The records that follow need to be output exactly as they are.

_Data entries_.

════════════════

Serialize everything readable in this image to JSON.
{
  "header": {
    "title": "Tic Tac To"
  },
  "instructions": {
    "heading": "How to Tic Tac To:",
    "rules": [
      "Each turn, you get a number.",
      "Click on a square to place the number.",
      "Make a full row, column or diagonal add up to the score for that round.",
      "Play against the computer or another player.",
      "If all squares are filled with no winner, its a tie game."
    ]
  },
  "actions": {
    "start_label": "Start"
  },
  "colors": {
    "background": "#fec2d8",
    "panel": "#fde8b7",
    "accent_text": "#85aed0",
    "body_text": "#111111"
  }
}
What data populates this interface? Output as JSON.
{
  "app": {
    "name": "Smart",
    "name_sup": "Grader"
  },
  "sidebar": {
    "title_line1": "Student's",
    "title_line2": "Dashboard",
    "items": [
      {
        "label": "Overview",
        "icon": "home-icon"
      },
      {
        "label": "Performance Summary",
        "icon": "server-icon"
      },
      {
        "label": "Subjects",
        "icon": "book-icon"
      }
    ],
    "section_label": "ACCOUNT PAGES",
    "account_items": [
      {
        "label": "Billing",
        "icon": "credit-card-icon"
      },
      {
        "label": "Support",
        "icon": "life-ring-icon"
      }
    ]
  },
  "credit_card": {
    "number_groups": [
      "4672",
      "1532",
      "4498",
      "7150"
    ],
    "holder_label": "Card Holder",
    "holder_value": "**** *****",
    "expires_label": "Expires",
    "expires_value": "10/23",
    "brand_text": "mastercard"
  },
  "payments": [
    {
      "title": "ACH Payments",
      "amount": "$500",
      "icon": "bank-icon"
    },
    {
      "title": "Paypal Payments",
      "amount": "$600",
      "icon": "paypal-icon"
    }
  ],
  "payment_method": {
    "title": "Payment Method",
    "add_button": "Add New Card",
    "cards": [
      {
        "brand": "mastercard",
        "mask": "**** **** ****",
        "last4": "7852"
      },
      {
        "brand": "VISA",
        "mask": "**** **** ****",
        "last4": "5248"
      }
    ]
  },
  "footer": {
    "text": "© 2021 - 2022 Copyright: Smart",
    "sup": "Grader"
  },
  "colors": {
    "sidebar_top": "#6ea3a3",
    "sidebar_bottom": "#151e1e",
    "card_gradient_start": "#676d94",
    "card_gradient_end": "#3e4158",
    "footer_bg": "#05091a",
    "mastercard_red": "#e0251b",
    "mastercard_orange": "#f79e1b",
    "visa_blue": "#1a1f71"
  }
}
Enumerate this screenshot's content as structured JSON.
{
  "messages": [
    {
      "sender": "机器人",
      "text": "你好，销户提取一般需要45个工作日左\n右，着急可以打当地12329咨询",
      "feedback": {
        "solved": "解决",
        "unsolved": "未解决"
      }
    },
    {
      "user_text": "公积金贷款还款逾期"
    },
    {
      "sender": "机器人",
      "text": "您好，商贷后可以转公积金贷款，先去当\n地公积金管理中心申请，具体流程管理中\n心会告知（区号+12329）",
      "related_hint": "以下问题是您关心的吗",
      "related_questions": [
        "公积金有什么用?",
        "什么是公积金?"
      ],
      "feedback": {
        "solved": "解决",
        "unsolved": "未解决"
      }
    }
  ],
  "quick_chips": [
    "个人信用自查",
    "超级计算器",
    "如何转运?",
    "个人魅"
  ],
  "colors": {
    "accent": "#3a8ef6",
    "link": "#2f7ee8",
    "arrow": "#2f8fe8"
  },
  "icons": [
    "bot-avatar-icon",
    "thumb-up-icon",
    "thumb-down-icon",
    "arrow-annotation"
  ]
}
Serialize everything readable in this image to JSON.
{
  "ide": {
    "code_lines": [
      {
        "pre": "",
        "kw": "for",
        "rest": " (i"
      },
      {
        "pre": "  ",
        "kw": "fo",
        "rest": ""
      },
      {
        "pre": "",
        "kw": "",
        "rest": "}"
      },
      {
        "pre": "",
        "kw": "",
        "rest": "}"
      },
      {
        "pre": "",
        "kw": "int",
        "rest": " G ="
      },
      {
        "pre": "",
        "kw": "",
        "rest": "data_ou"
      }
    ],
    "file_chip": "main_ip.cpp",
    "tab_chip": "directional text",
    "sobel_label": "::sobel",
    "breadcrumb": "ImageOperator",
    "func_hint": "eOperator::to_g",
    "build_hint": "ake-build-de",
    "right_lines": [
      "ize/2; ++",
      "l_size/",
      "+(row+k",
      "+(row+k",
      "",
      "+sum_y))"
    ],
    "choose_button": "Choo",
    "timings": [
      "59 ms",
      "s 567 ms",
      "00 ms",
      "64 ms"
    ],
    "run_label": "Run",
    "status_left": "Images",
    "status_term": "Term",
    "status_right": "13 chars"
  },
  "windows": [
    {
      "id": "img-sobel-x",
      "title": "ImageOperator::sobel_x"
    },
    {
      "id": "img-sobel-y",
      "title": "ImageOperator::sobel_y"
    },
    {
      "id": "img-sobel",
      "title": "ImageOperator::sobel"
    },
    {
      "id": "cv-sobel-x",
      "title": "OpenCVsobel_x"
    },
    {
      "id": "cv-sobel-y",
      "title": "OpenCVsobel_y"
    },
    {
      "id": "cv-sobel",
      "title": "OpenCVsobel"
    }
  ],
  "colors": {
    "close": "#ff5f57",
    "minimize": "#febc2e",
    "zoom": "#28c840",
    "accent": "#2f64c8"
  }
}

════════════════

_SOLUTION BELOW_.
Serialize everything readable in this image to JSON.
{
  "header": {
    "title": "Tic Tac To"
  },
  "instructions": {
    "heading": "How to Tic Tac To:",
    "rules": [
      "Each turn, you get a number.",
      "Click on a square to place the number.",
      "Make a full row, column or diagonal add up to the score for that round.",
      "Play against the computer or another player.",
      "If all squares are filled with no winner, its a tie game."
    ]
  },
  "actions": {
    "start_label": "Start"
  },
  "colors": {
    "background": "#fec2d8",
    "panel": "#fde8b7",
    "accent_text": "#85aed0",
    "body_text": "#111111"
  }
}
What data populates this interface? Output as JSON.
{
  "app": {
    "name": "Smart",
    "name_sup": "Grader"
  },
  "sidebar": {
    "title_line1": "Student's",
    "title_line2": "Dashboard",
    "items": [
      {
        "label": "Overview",
        "icon": "home-icon"
      },
      {
        "label": "Performance Summary",
        "icon": "server-icon"
      },
      {
        "label": "Subjects",
        "icon": "book-icon"
      }
    ],
    "section_label": "ACCOUNT PAGES",
    "account_items": [
      {
        "label": "Billing",
        "icon": "credit-card-icon"
      },
      {
        "label": "Support",
        "icon": "life-ring-icon"
      }
    ]
  },
  "credit_card": {
    "number_groups": [
      "4672",
      "1532",
      "4498",
      "7150"
    ],
    "holder_label": "Card Holder",
    "holder_value": "**** *****",
    "expires_label": "Expires",
    "expires_value": "10/23",
    "brand_text": "mastercard"
  },
  "payments": [
    {
      "title": "ACH Payments",
      "amount": "$500",
      "icon": "bank-icon"
    },
    {
      "title": "Paypal Payments",
      "amount": "$600",
      "icon": "paypal-icon"
    }
  ],
  "payment_method": {
    "title": "Payment Method",
    "add_button": "Add New Card",
    "cards": [
      {
        "brand": "mastercard",
        "mask": "**** **** ****",
        "last4": "7852"
      },
      {
        "brand": "VISA",
        "mask": "**** **** ****",
        "last4": "5248"
      }
    ]
  },
  "footer": {
    "text": "© 2021 - 2022 Copyright: Smart",
    "sup": "Grader"
  },
  "colors": {
    "sidebar_top": "#6ea3a3",
    "sidebar_bottom": "#151e1e",
    "card_gradient_start": "#676d94",
    "card_gradient_end": "#3e4158",
    "footer_bg": "#05091a",
    "mastercard_red": "#e0251b",
    "mastercard_orange": "#f79e1b",
    "visa_blue": "#1a1f71"
  }
}
Enumerate this screenshot's content as structured JSON.
{
  "messages": [
    {
      "sender": "机器人",
      "text": "你好，销户提取一般需要45个工作日左\n右，着急可以打当地12329咨询",
      "feedback": {
        "solved": "解决",
        "unsolved": "未解决"
      }
    },
    {
      "user_text": "公积金贷款还款逾期"
    },
    {
      "sender": "机器人",
      "text": "您好，商贷后可以转公积金贷款，先去当\n地公积金管理中心申请，具体流程管理中\n心会告知（区号+12329）",
      "related_hint": "以下问题是您关心的吗",
      "related_questions": [
        "公积金有什么用?",
        "什么是公积金?"
      ],
      "feedback": {
        "solved": "解决",
        "unsolved": "未解决"
      }
    }
  ],
  "quick_chips": [
    "个人信用自查",
    "超级计算器",
    "如何转运?",
    "个人魅"
  ],
  "colors": {
    "accent": "#3a8ef6",
    "link": "#2f7ee8",
    "arrow": "#2f8fe8"
  },
  "icons": [
    "bot-avatar-icon",
    "thumb-up-icon",
    "thumb-down-icon",
    "arrow-annotation"
  ]
}
Serialize everything readable in this image to JSON.
{
  "ide": {
    "code_lines": [
      {
        "pre": "",
        "kw": "for",
        "rest": " (i"
      },
      {
        "pre": "  ",
        "kw": "fo",
        "rest": ""
      },
      {
        "pre": "",
        "kw": "",
        "rest": "}"
      },
      {
        "pre": "",
        "kw": "",
        "rest": "}"
      },
      {
        "pre": "",
        "kw": "int",
        "rest": " G ="
      },
      {
        "pre": "",
        "kw": "",
        "rest": "data_ou"
      }
    ],
    "file_chip": "main_ip.cpp",
    "tab_chip": "directional text",
    "sobel_label": "::sobel",
    "breadcrumb": "ImageOperator",
    "func_hint": "eOperator::to_g",
    "build_hint": "ake-build-de",
    "right_lines": [
      "ize/2; ++",
      "l_size/",
      "+(row+k",
      "+(row+k",
      "",
      "+sum_y))"
    ],
    "choose_button": "Choo",
    "timings": [
      "59 ms",
      "s 567 ms",
      "00 ms",
      "64 ms"
    ],
    "run_label": "Run",
    "status_left": "Images",
    "status_term": "Term",
    "status_right": "13 chars"
  },
  "windows": [
    {
      "id": "img-sobel-x",
      "title": "ImageOperator::sobel_x"
    },
    {
      "id": "img-sobel-y",
      "title": "ImageOperator::sobel_y"
    },
    {
      "id": "img-sobel",
      "title": "ImageOperator::sobel"
    },
    {
      "id": "cv-sobel-x",
      "title": "OpenCVsobel_x"
    },
    {
      "id": "cv-sobel-y",
      "title": "OpenCVsobel_y"
    },
    {
      "id": "cv-sobel",
      "title": "OpenCVsobel"
    }
  ],
  "colors": {
    "close": "#ff5f57",
    "minimize": "#febc2e",
    "zoom": "#28c840",
    "accent": "#2f64c8"
  }
}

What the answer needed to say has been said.